AIM OF THE TASK:
Reproduce all records exactly.

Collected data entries
::::::::::

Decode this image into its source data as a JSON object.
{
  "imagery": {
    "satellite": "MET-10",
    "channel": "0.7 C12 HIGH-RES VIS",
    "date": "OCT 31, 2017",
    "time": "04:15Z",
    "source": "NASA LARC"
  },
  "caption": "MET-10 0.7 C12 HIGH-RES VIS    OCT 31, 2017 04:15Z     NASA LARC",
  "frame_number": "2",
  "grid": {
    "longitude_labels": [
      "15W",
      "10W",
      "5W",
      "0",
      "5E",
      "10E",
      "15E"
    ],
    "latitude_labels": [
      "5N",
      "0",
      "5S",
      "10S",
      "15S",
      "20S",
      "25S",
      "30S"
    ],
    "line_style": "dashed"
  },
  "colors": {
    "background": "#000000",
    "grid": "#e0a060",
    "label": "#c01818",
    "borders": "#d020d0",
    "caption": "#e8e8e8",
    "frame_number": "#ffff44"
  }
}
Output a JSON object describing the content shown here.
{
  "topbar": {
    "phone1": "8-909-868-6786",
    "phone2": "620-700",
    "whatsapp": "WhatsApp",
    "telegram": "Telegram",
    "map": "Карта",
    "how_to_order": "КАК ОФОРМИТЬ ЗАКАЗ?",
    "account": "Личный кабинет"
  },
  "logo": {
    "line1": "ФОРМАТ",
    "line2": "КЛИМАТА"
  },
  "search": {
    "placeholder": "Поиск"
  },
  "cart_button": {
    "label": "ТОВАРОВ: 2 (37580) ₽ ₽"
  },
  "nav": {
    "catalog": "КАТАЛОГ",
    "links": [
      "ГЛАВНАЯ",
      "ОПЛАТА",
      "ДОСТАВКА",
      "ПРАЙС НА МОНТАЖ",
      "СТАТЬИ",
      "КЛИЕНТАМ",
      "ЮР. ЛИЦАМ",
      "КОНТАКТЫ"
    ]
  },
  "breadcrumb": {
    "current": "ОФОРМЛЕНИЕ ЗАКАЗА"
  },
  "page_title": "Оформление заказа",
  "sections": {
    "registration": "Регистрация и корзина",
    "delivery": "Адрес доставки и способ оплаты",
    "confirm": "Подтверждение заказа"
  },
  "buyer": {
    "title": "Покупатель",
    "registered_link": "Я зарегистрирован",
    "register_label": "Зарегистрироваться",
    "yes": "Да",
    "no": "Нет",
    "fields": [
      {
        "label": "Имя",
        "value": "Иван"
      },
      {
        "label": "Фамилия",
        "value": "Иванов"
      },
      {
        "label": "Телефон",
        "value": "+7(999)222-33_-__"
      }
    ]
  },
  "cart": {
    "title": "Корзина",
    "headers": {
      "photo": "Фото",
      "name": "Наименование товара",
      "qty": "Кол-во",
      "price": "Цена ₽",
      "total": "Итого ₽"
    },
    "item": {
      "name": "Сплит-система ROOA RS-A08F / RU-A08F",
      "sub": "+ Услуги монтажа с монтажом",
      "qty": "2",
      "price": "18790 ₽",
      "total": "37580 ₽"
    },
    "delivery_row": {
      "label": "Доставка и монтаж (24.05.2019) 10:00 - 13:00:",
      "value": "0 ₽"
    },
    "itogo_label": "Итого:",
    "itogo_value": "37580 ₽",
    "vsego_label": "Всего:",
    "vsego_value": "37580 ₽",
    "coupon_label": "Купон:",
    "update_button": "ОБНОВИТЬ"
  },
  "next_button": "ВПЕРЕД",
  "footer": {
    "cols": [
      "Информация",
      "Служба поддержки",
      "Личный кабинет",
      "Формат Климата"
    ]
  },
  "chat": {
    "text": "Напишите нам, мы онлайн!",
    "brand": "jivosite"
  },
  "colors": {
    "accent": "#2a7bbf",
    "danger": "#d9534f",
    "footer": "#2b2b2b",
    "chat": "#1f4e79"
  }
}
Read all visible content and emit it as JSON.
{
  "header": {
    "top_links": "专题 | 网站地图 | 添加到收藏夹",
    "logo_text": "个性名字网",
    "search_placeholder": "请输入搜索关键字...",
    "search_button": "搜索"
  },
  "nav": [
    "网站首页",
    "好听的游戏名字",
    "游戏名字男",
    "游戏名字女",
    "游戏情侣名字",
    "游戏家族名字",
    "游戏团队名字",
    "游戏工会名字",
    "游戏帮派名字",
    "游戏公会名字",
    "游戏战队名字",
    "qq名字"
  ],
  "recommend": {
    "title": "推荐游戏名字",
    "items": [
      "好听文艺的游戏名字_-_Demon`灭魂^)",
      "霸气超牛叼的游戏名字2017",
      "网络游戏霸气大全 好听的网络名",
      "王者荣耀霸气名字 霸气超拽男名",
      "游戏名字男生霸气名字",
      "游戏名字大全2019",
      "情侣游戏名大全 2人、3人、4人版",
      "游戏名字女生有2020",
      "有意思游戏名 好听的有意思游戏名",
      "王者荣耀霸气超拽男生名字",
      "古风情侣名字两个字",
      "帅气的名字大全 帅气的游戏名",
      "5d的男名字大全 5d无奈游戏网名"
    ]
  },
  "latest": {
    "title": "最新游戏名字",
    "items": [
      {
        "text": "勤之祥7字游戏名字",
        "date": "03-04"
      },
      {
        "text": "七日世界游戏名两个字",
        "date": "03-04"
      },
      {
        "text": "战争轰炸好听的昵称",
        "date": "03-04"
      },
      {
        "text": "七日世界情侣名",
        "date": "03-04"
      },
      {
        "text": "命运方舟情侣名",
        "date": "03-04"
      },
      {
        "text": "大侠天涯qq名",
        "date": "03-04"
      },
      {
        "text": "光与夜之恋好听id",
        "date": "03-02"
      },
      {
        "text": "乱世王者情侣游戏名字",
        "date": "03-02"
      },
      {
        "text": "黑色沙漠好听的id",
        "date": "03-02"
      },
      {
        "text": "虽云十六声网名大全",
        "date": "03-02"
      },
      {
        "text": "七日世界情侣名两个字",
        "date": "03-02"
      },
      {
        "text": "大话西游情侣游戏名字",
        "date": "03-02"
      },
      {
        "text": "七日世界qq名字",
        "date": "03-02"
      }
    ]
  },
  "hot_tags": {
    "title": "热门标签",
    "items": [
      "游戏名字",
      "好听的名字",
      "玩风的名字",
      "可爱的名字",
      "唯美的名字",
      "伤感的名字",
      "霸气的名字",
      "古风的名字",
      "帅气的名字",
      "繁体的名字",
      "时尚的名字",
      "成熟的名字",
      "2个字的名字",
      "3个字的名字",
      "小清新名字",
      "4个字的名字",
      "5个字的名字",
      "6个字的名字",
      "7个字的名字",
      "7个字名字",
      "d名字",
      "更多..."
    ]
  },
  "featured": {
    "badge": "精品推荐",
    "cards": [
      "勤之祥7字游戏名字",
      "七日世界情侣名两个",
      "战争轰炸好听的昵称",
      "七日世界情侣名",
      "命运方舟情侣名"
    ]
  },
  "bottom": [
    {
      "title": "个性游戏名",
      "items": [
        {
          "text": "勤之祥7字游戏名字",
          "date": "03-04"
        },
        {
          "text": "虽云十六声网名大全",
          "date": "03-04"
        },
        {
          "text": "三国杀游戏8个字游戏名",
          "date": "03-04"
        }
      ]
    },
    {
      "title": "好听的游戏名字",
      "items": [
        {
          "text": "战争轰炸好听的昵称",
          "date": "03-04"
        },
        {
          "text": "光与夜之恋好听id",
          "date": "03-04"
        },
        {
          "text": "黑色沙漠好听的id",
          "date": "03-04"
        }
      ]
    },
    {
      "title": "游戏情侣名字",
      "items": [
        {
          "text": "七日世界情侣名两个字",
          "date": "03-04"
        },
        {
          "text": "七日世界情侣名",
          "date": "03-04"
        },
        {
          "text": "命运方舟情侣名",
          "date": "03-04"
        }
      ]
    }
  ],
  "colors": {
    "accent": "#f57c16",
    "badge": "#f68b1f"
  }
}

::::::::::

EXPECTED ANSWER:
Decode this image into its source data as a JSON object.
{
  "imagery": {
    "satellite": "MET-10",
    "channel": "0.7 C12 HIGH-RES VIS",
    "date": "OCT 31, 2017",
    "time": "04:15Z",
    "source": "NASA LARC"
  },
  "caption": "MET-10 0.7 C12 HIGH-RES VIS    OCT 31, 2017 04:15Z     NASA LARC",
  "frame_number": "2",
  "grid": {
    "longitude_labels": [
      "15W",
      "10W",
      "5W",
      "0",
      "5E",
      "10E",
      "15E"
    ],
    "latitude_labels": [
      "5N",
      "0",
      "5S",
      "10S",
      "15S",
      "20S",
      "25S",
      "30S"
    ],
    "line_style": "dashed"
  },
  "colors": {
    "background": "#000000",
    "grid": "#e0a060",
    "label": "#c01818",
    "borders": "#d020d0",
    "caption": "#e8e8e8",
    "frame_number": "#ffff44"
  }
}
Output a JSON object describing the content shown here.
{
  "topbar": {
    "phone1": "8-909-868-6786",
    "phone2": "620-700",
    "whatsapp": "WhatsApp",
    "telegram": "Telegram",
    "map": "Карта",
    "how_to_order": "КАК ОФОРМИТЬ ЗАКАЗ?",
    "account": "Личный кабинет"
  },
  "logo": {
    "line1": "ФОРМАТ",
    "line2": "КЛИМАТА"
  },
  "search": {
    "placeholder": "Поиск"
  },
  "cart_button": {
    "label": "ТОВАРОВ: 2 (37580) ₽ ₽"
  },
  "nav": {
    "catalog": "КАТАЛОГ",
    "links": [
      "ГЛАВНАЯ",
      "ОПЛАТА",
      "ДОСТАВКА",
      "ПРАЙС НА МОНТАЖ",
      "СТАТЬИ",
      "КЛИЕНТАМ",
      "ЮР. ЛИЦАМ",
      "КОНТАКТЫ"
    ]
  },
  "breadcrumb": {
    "current": "ОФОРМЛЕНИЕ ЗАКАЗА"
  },
  "page_title": "Оформление заказа",
  "sections": {
    "registration": "Регистрация и корзина",
    "delivery": "Адрес доставки и способ оплаты",
    "confirm": "Подтверждение заказа"
  },
  "buyer": {
    "title": "Покупатель",
    "registered_link": "Я зарегистрирован",
    "register_label": "Зарегистрироваться",
    "yes": "Да",
    "no": "Нет",
    "fields": [
      {
        "label": "Имя",
        "value": "Иван"
      },
      {
        "label": "Фамилия",
        "value": "Иванов"
      },
      {
        "label": "Телефон",
        "value": "+7(999)222-33_-__"
      }
    ]
  },
  "cart": {
    "title": "Корзина",
    "headers": {
      "photo": "Фото",
      "name": "Наименование товара",
      "qty": "Кол-во",
      "price": "Цена ₽",
      "total": "Итого ₽"
    },
    "item": {
      "name": "Сплит-система ROOA RS-A08F / RU-A08F",
      "sub": "+ Услуги монтажа с монтажом",
      "qty": "2",
      "price": "18790 ₽",
      "total": "37580 ₽"
    },
    "delivery_row": {
      "label": "Доставка и монтаж (24.05.2019) 10:00 - 13:00:",
      "value": "0 ₽"
    },
    "itogo_label": "Итого:",
    "itogo_value": "37580 ₽",
    "vsego_label": "Всего:",
    "vsego_value": "37580 ₽",
    "coupon_label": "Купон:",
    "update_button": "ОБНОВИТЬ"
  },
  "next_button": "ВПЕРЕД",
  "footer": {
    "cols": [
      "Информация",
      "Служба поддержки",
      "Личный кабинет",
      "Формат Климата"
    ]
  },
  "chat": {
    "text": "Напишите нам, мы онлайн!",
    "brand": "jivosite"
  },
  "colors": {
    "accent": "#2a7bbf",
    "danger": "#d9534f",
    "footer": "#2b2b2b",
    "chat": "#1f4e79"
  }
}
Read all visible content and emit it as JSON.
{
  "header": {
    "top_links": "专题 | 网站地图 | 添加到收藏夹",
    "logo_text": "个性名字网",
    "search_placeholder": "请输入搜索关键字...",
    "search_button": "搜索"
  },
  "nav": [
    "网站首页",
    "好听的游戏名字",
    "游戏名字男",
    "游戏名字女",
    "游戏情侣名字",
    "游戏家族名字",
    "游戏团队名字",
    "游戏工会名字",
    "游戏帮派名字",
    "游戏公会名字",
    "游戏战队名字",
    "qq名字"
  ],
  "recommend": {
    "title": "推荐游戏名字",
    "items": [
      "好听文艺的游戏名字_-_Demon`灭魂^)",
      "霸气超牛叼的游戏名字2017",
      "网络游戏霸气大全 好听的网络名",
      "王者荣耀霸气名字 霸气超拽男名",
      "游戏名字男生霸气名字",
      "游戏名字大全2019",
      "情侣游戏名大全 2人、3人、4人版",
      "游戏名字女生有2020",
      "有意思游戏名 好听的有意思游戏名",
      "王者荣耀霸气超拽男生名字",
      "古风情侣名字两个字",
      "帅气的名字大全 帅气的游戏名",
      "5d的男名字大全 5d无奈游戏网名"
    ]
  },
  "latest": {
    "title": "最新游戏名字",
    "items": [
      {
        "text": "勤之祥7字游戏名字",
        "date": "03-04"
      },
      {
        "text": "七日世界游戏名两个字",
        "date": "03-04"
      },
      {
        "text": "战争轰炸好听的昵称",
        "date": "03-04"
      },
      {
        "text": "七日世界情侣名",
        "date": "03-04"
      },
      {
        "text": "命运方舟情侣名",
        "date": "03-04"
      },
      {
        "text": "大侠天涯qq名",
        "date": "03-04"
      },
      {
        "text": "光与夜之恋好听id",
        "date": "03-02"
      },
      {
        "text": "乱世王者情侣游戏名字",
        "date": "03-02"
      },
      {
        "text": "黑色沙漠好听的id",
        "date": "03-02"
      },
      {
        "text": "虽云十六声网名大全",
        "date": "03-02"
      },
      {
        "text": "七日世界情侣名两个字",
        "date": "03-02"
      },
      {
        "text": "大话西游情侣游戏名字",
        "date": "03-02"
      },
      {
        "text": "七日世界qq名字",
        "date": "03-02"
      }
    ]
  },
  "hot_tags": {
    "title": "热门标签",
    "items": [
      "游戏名字",
      "好听的名字",
      "玩风的名字",
      "可爱的名字",
      "唯美的名字",
      "伤感的名字",
      "霸气的名字",
      "古风的名字",
      "帅气的名字",
      "繁体的名字",
      "时尚的名字",
      "成熟的名字",
      "2个字的名字",
      "3个字的名字",
      "小清新名字",
      "4个字的名字",
      "5个字的名字",
      "6个字的名字",
      "7个字的名字",
      "7个字名字",
      "d名字",
      "更多..."
    ]
  },
  "featured": {
    "badge": "精品推荐",
    "cards": [
      "勤之祥7字游戏名字",
      "七日世界情侣名两个",
      "战争轰炸好听的昵称",
      "七日世界情侣名",
      "命运方舟情侣名"
    ]
  },
  "bottom": [
    {
      "title": "个性游戏名",
      "items": [
        {
          "text": "勤之祥7字游戏名字",
          "date": "03-04"
        },
        {
          "text": "虽云十六声网名大全",
          "date": "03-04"
        },
        {
          "text": "三国杀游戏8个字游戏名",
          "date": "03-04"
        }
      ]
    },
    {
      "title": "好听的游戏名字",
      "items": [
        {
          "text": "战争轰炸好听的昵称",
          "date": "03-04"
        },
        {
          "text": "光与夜之恋好听id",
          "date": "03-04"
        },
        {
          "text": "黑色沙漠好听的id",
          "date": "03-04"
        }
      ]
    },
    {
      "title": "游戏情侣名字",
      "items": [
        {
          "text": "七日世界情侣名两个字",
          "date": "03-04"
        },
        {
          "text": "七日世界情侣名",
          "date": "03-04"
        },
        {
          "text": "命运方舟情侣名",
          "date": "03-04"
        }
      ]
    }
  ],
  "colors": {
    "accent": "#f57c16",
    "badge": "#f68b1f"
  }
}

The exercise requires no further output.